| Stated goal |
In full and without alteration, repeat the material.

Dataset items
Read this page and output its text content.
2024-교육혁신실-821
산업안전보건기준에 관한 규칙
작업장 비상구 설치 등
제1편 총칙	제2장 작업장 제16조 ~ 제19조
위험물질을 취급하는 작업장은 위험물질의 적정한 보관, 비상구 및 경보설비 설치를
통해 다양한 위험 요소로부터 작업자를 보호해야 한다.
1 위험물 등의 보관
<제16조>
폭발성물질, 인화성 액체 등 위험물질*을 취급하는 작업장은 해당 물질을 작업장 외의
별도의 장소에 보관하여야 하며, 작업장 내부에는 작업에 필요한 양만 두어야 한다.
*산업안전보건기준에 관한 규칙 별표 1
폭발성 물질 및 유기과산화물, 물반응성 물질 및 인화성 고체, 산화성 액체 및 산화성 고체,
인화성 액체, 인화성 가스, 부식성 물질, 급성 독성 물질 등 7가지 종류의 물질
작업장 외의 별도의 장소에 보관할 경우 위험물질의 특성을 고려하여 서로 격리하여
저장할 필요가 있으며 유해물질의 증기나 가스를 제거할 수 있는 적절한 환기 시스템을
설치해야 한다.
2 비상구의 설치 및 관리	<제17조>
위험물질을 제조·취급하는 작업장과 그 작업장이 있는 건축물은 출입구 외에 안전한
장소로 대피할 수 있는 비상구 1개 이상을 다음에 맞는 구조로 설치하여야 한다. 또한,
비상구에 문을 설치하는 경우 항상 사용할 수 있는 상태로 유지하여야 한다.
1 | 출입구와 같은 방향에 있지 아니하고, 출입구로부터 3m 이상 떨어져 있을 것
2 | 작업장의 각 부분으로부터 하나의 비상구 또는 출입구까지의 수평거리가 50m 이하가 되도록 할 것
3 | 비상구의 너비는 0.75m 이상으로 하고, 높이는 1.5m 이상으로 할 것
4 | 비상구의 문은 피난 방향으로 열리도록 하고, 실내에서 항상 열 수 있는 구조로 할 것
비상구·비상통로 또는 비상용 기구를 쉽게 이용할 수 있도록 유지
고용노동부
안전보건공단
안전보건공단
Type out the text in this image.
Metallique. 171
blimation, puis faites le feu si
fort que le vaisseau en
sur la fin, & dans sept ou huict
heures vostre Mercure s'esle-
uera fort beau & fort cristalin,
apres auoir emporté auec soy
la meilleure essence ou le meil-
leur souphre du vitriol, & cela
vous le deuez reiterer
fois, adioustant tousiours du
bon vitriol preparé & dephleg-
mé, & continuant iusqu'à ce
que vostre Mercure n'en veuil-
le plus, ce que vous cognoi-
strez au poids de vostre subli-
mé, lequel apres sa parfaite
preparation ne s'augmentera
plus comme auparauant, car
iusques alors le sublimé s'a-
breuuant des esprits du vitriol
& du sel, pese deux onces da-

| Written solution |
Read this page and output its text content.
2024-교육혁신실-821
산업안전보건기준에 관한 규칙
작업장 비상구 설치 등
제1편 총칙	제2장 작업장 제16조 ~ 제19조
위험물질을 취급하는 작업장은 위험물질의 적정한 보관, 비상구 및 경보설비 설치를
통해 다양한 위험 요소로부터 작업자를 보호해야 한다.
1 위험물 등의 보관
<제16조>
폭발성물질, 인화성 액체 등 위험물질*을 취급하는 작업장은 해당 물질을 작업장 외의
별도의 장소에 보관하여야 하며, 작업장 내부에는 작업에 필요한 양만 두어야 한다.
*산업안전보건기준에 관한 규칙 별표 1
폭발성 물질 및 유기과산화물, 물반응성 물질 및 인화성 고체, 산화성 액체 및 산화성 고체,
인화성 액체, 인화성 가스, 부식성 물질, 급성 독성 물질 등 7가지 종류의 물질
작업장 외의 별도의 장소에 보관할 경우 위험물질의 특성을 고려하여 서로 격리하여
저장할 필요가 있으며 유해물질의 증기나 가스를 제거할 수 있는 적절한 환기 시스템을
설치해야 한다.
2 비상구의 설치 및 관리	<제17조>
위험물질을 제조·취급하는 작업장과 그 작업장이 있는 건축물은 출입구 외에 안전한
장소로 대피할 수 있는 비상구 1개 이상을 다음에 맞는 구조로 설치하여야 한다. 또한,
비상구에 문을 설치하는 경우 항상 사용할 수 있는 상태로 유지하여야 한다.
1 | 출입구와 같은 방향에 있지 아니하고, 출입구로부터 3m 이상 떨어져 있을 것
2 | 작업장의 각 부분으로부터 하나의 비상구 또는 출입구까지의 수평거리가 50m 이하가 되도록 할 것
3 | 비상구의 너비는 0.75m 이상으로 하고, 높이는 1.5m 이상으로 할 것
4 | 비상구의 문은 피난 방향으로 열리도록 하고, 실내에서 항상 열 수 있는 구조로 할 것
비상구·비상통로 또는 비상용 기구를 쉽게 이용할 수 있도록 유지
고용노동부
안전보건공단
안전보건공단
Type out the text in this image.
Metallique. 171
blimation, puis faites le feu si
fort que le vaisseau en
sur la fin, & dans sept ou huict
heures vostre Mercure s'esle-
uera fort beau & fort cristalin,
apres auoir emporté auec soy
la meilleure essence ou le meil-
leur souphre du vitriol, & cela
vous le deuez reiterer
fois, adioustant tousiours du
bon vitriol preparé & dephleg-
mé, & continuant iusqu'à ce
que vostre Mercure n'en veuil-
le plus, ce que vous cognoi-
strez au poids de vostre subli-
mé, lequel apres sa parfaite
preparation ne s'augmentera
plus comme auparauant, car
iusques alors le sublimé s'a-
breuuant des esprits du vitriol
& du sel, pese deux onces da-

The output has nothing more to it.